* Problem: Search the records for "screenshot". Copy every line where it appears.

┌──

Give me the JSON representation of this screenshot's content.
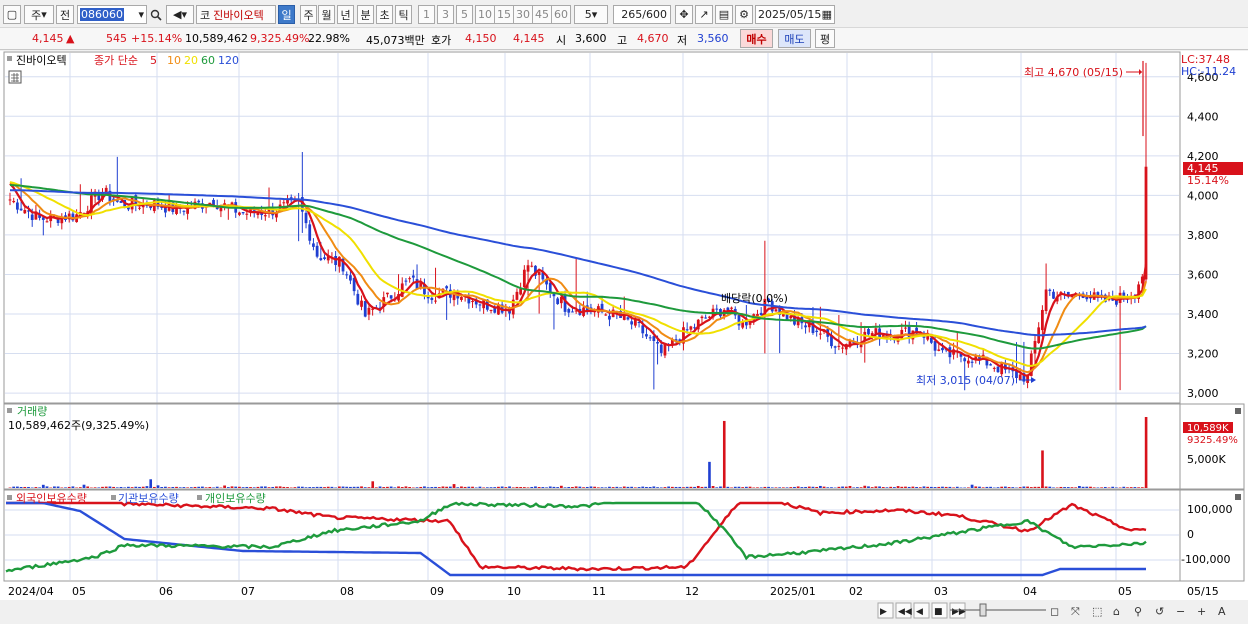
{
  "toolbar": {
    "market": "주",
    "prev": "전",
    "code": "086060",
    "company": "진바이오텍",
    "company_prefix": "코",
    "periods": [
      "일",
      "주",
      "월",
      "년",
      "분",
      "초",
      "틱"
    ],
    "active_period": "일",
    "minutes": [
      "1",
      "3",
      "5",
      "10",
      "15",
      "30",
      "45",
      "60"
    ],
    "minute_value": "5",
    "count": "265",
    "count_max": "/600",
    "date": "2025/05/15"
  },
  "quote": {
    "price": "4,145",
    "change": "545",
    "change_pct": "+15.14%",
    "volume": "10,589,462",
    "volume_pct": "9,325.49%",
    "turnover": "22.98%",
    "amount": "45,073백만",
    "ask_label": "호가",
    "ask1": "4,150",
    "ask2": "4,145",
    "open_label": "시",
    "open": "3,600",
    "high_label": "고",
    "high": "4,670",
    "low_label": "저",
    "low": "3,560",
    "buy": "매수",
    "sell": "매도",
    "eval": "평"
  },
  "price_panel": {
    "name": "진바이오텍",
    "ma_label": "종가 단순",
    "ma_periods": [
      "5",
      "10",
      "20",
      "60",
      "120"
    ],
    "ma_colors": [
      "#d8121b",
      "#f08c14",
      "#f0e000",
      "#1e9a3c",
      "#2a4fd8"
    ],
    "lc": "LC:37.48",
    "hc": "HC:-11.24",
    "last_price": "4,145",
    "last_pct": "15.14%",
    "high_note": "최고 4,670 (05/15)",
    "low_note": "최저 3,015 (04/07)",
    "dividend_note": "배당락(0.0%)"
  },
  "volume_panel": {
    "title": "거래량",
    "value_text": "10,589,462주(9,325.49%)",
    "last_k": "10,589K",
    "last_pct": "9325.49%",
    "tick": "5,000K"
  },
  "holdings_panel": {
    "series_names": [
      "외국인보유수량",
      "기관보유수량",
      "개인보유수량"
    ],
    "series_colors": [
      "#d8121b",
      "#2a4fd8",
      "#1e9a3c"
    ],
    "ticks": [
      "100,000",
      "0",
      "-100,000"
    ]
  },
  "x_axis": {
    "labels": [
      "2024/04",
      "05",
      "06",
      "07",
      "08",
      "09",
      "10",
      "11",
      "12",
      "2025/01",
      "02",
      "03",
      "04",
      "05"
    ],
    "right_label": "05/15"
  },
  "chart_data": {
    "type": "line",
    "title": "진바이오텍",
    "xlabel": "",
    "ylabel": "",
    "ylim": [
      2960,
      4700
    ],
    "y_ticks": [
      3000,
      3200,
      3400,
      3600,
      3800,
      4000,
      4200,
      4400,
      4600
    ],
    "x_months": [
      "2024/04",
      "05",
      "06",
      "07",
      "08",
      "09",
      "10",
      "11",
      "12",
      "2025/01",
      "02",
      "03",
      "04",
      "05"
    ],
    "close_anchors": [
      [
        0,
        3980
      ],
      [
        8,
        3880
      ],
      [
        18,
        3900
      ],
      [
        25,
        4020
      ],
      [
        30,
        3950
      ],
      [
        38,
        3960
      ],
      [
        45,
        3930
      ],
      [
        55,
        3970
      ],
      [
        63,
        3910
      ],
      [
        70,
        3920
      ],
      [
        78,
        3960
      ],
      [
        83,
        3700
      ],
      [
        90,
        3650
      ],
      [
        96,
        3390
      ],
      [
        102,
        3480
      ],
      [
        108,
        3570
      ],
      [
        114,
        3500
      ],
      [
        121,
        3510
      ],
      [
        128,
        3450
      ],
      [
        135,
        3430
      ],
      [
        140,
        3650
      ],
      [
        144,
        3560
      ],
      [
        150,
        3440
      ],
      [
        157,
        3420
      ],
      [
        164,
        3390
      ],
      [
        170,
        3330
      ],
      [
        176,
        3200
      ],
      [
        182,
        3300
      ],
      [
        188,
        3380
      ],
      [
        193,
        3430
      ],
      [
        198,
        3350
      ],
      [
        205,
        3460
      ],
      [
        212,
        3360
      ],
      [
        218,
        3320
      ],
      [
        224,
        3240
      ],
      [
        232,
        3300
      ],
      [
        240,
        3300
      ],
      [
        246,
        3320
      ],
      [
        252,
        3190
      ],
      [
        258,
        3190
      ],
      [
        265,
        3150
      ],
      [
        270,
        3100
      ],
      [
        275,
        3080
      ],
      [
        280,
        3520
      ],
      [
        285,
        3480
      ],
      [
        290,
        3510
      ],
      [
        295,
        3460
      ],
      [
        300,
        3480
      ],
      [
        304,
        3520
      ],
      [
        306,
        3600
      ],
      [
        307,
        4145
      ]
    ],
    "events": {
      "high": 4670,
      "high_date": "05/15",
      "low": 3015,
      "low_date": "04/07",
      "last": 4145
    },
    "volume_spikes": [
      {
        "month": "11",
        "value": 10000
      },
      {
        "month": "04",
        "value": 5600
      },
      {
        "month": "05/15",
        "value": 10589
      }
    ],
    "holdings": {
      "series": [
        {
          "name": "외국인보유수량",
          "anchors": [
            [
              0,
              1
            ],
            [
              30,
              0.9
            ],
            [
              40,
              0.78
            ],
            [
              90,
              0.66
            ],
            [
              110,
              0.44
            ],
            [
              150,
              0.35
            ],
            [
              160,
              -0.8
            ],
            [
              200,
              -0.85
            ],
            [
              230,
              -0.8
            ],
            [
              250,
              1.05
            ],
            [
              275,
              0.55
            ],
            [
              300,
              0.62
            ],
            [
              320,
              0.5
            ],
            [
              345,
              0.1
            ],
            [
              360,
              0.75
            ],
            [
              380,
              0.1
            ],
            [
              385,
              0.15
            ]
          ]
        },
        {
          "name": "기관보유수량",
          "anchors": [
            [
              0,
              1
            ],
            [
              25,
              0.6
            ],
            [
              40,
              -0.1
            ],
            [
              80,
              -0.4
            ],
            [
              140,
              -0.45
            ],
            [
              150,
              -1.0
            ],
            [
              350,
              -1.0
            ],
            [
              356,
              -0.85
            ],
            [
              385,
              -0.85
            ]
          ]
        },
        {
          "name": "개인보유수량",
          "anchors": [
            [
              0,
              -0.9
            ],
            [
              30,
              -0.55
            ],
            [
              40,
              -0.25
            ],
            [
              90,
              -0.3
            ],
            [
              110,
              0.1
            ],
            [
              140,
              0.35
            ],
            [
              150,
              0.78
            ],
            [
              195,
              0.72
            ],
            [
              230,
              1.05
            ],
            [
              240,
              0.35
            ],
            [
              250,
              -0.55
            ],
            [
              275,
              -0.4
            ],
            [
              300,
              -0.2
            ],
            [
              345,
              0.35
            ],
            [
              360,
              -0.3
            ],
            [
              385,
              -0.2
            ]
          ]
        }
      ]
    }
  }
}
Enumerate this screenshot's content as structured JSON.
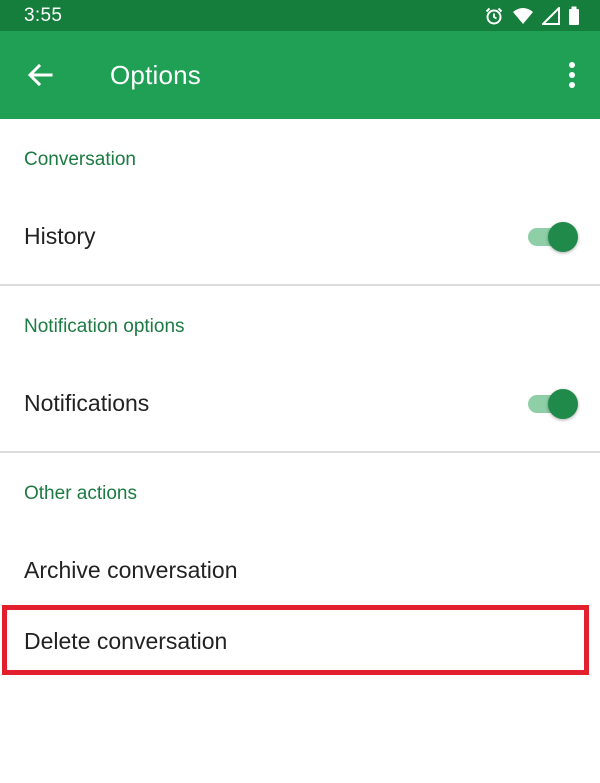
{
  "status_bar": {
    "time": "3:55",
    "icons": [
      "alarm-icon",
      "wifi-icon",
      "signal-icon",
      "battery-icon"
    ]
  },
  "app_bar": {
    "title": "Options",
    "back_icon": "arrow-back-icon",
    "menu_icon": "more-vert-icon"
  },
  "sections": {
    "conversation": {
      "header": "Conversation",
      "history": {
        "label": "History",
        "toggle_on": true
      }
    },
    "notification_options": {
      "header": "Notification options",
      "notifications": {
        "label": "Notifications",
        "toggle_on": true
      }
    },
    "other_actions": {
      "header": "Other actions",
      "archive": {
        "label": "Archive conversation"
      },
      "delete": {
        "label": "Delete conversation",
        "highlighted": true
      }
    }
  },
  "colors": {
    "status_bar": "#157e3c",
    "app_bar": "#1fa055",
    "section_header": "#1c7b42",
    "toggle_thumb": "#1f8a4a",
    "toggle_track": "#8fcfa7",
    "highlight": "#e11f2d"
  }
}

└──

* Expected answer:
Give me the JSON representation of this screenshot's content.
Enumerate this screenshot's content as structured JSON.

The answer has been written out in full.